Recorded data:
━━━━

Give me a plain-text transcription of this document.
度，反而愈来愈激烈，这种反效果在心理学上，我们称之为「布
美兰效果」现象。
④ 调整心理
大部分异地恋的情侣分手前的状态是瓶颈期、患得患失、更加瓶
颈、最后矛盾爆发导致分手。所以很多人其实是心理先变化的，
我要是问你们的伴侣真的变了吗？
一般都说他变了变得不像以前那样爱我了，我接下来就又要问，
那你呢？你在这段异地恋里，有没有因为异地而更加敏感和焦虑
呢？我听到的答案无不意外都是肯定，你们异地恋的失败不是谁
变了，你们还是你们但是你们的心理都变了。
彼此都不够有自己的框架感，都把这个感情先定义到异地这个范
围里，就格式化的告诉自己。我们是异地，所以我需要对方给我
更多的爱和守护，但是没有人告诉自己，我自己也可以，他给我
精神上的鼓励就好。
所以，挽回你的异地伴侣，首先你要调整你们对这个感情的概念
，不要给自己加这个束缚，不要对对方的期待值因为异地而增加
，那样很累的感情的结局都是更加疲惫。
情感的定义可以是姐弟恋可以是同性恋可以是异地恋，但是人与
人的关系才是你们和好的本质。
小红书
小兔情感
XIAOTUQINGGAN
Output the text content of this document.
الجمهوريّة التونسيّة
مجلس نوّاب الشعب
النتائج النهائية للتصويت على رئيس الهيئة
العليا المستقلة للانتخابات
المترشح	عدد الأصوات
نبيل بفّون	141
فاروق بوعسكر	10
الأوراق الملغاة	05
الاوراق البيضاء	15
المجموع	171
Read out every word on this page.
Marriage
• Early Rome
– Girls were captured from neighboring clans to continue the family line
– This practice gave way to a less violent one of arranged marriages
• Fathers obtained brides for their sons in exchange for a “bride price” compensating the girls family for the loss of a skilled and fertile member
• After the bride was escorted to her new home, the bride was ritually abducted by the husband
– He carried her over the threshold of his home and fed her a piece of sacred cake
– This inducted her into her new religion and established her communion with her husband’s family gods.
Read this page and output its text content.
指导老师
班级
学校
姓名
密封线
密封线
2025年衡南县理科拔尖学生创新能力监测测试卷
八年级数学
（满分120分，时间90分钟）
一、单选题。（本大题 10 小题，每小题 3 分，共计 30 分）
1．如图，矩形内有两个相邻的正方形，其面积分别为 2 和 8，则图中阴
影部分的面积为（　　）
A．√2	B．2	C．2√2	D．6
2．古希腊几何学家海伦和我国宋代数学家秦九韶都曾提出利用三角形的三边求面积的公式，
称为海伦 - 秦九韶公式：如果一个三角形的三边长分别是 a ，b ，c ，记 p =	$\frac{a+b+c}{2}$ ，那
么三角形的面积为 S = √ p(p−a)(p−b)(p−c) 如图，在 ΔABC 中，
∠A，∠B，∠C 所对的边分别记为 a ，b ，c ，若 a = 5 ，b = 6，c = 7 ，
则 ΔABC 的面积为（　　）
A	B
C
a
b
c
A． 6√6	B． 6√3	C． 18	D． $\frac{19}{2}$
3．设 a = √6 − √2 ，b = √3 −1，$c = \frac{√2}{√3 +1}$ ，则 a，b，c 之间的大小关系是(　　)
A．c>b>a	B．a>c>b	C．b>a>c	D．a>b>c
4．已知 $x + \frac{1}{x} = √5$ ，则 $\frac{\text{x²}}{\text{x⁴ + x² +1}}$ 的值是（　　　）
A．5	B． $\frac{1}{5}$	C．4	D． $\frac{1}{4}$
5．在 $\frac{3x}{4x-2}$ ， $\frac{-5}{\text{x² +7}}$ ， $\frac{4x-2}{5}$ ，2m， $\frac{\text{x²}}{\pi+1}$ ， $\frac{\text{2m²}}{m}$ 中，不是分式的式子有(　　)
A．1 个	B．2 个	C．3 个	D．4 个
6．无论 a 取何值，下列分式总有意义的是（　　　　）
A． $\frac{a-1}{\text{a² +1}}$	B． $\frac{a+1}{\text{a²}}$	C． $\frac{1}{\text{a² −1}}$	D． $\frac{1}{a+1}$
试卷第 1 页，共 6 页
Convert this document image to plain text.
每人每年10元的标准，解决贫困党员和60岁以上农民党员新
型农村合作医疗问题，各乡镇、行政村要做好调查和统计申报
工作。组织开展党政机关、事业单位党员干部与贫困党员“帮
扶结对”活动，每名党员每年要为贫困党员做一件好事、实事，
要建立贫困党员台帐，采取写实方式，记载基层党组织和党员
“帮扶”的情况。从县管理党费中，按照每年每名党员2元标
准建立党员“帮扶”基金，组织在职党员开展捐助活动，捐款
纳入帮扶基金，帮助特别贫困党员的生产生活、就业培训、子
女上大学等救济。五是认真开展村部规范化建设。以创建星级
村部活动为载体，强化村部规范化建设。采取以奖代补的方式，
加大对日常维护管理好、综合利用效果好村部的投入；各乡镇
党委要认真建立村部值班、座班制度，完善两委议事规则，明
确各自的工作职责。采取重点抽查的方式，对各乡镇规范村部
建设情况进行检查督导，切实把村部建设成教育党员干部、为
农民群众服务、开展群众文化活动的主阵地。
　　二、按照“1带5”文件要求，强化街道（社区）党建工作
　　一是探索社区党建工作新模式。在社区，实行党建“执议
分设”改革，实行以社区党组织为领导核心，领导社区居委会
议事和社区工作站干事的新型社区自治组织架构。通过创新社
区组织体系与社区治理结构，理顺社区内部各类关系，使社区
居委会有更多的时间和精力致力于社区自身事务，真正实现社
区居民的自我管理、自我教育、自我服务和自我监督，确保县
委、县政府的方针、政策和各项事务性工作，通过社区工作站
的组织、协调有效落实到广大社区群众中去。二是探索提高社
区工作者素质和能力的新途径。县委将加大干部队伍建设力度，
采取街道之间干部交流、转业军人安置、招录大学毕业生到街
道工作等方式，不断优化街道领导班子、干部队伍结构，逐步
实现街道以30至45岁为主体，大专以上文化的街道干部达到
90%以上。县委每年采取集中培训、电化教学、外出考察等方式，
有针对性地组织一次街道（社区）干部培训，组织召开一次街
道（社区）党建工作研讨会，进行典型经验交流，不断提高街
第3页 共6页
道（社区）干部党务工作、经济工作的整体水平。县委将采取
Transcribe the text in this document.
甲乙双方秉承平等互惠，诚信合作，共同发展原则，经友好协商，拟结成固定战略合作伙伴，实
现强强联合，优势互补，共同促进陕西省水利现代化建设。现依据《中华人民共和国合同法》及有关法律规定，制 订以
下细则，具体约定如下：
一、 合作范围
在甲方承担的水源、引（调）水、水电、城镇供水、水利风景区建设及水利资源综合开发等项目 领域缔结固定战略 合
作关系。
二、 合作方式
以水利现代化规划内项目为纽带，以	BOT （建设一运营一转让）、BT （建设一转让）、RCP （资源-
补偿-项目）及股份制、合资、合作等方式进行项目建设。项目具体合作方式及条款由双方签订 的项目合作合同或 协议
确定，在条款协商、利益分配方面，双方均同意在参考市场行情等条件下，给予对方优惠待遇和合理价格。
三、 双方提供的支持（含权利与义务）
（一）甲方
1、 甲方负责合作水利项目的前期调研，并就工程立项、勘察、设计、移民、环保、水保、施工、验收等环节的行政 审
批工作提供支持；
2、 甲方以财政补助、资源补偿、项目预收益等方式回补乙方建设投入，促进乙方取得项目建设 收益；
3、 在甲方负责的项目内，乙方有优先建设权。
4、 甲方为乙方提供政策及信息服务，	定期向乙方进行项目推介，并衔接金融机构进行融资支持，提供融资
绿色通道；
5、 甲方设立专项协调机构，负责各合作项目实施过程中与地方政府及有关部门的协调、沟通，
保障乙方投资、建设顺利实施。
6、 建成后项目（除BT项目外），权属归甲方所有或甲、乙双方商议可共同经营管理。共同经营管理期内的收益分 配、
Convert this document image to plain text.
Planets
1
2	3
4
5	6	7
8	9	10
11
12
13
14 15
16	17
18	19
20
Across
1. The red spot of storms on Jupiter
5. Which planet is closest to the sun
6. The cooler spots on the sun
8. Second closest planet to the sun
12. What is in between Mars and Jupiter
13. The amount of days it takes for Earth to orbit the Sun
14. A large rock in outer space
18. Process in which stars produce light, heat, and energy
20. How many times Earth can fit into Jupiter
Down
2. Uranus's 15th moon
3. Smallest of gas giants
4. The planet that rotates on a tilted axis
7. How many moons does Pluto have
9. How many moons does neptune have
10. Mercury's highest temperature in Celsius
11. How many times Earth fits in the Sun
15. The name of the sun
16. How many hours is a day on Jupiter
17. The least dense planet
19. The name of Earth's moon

━━━━

[Problem statement] Scan the material and collect every line that contains "times".

[Reply to the task]
20. How many times Earth can fit into Jupiter
11. How many times Earth fits in the Sun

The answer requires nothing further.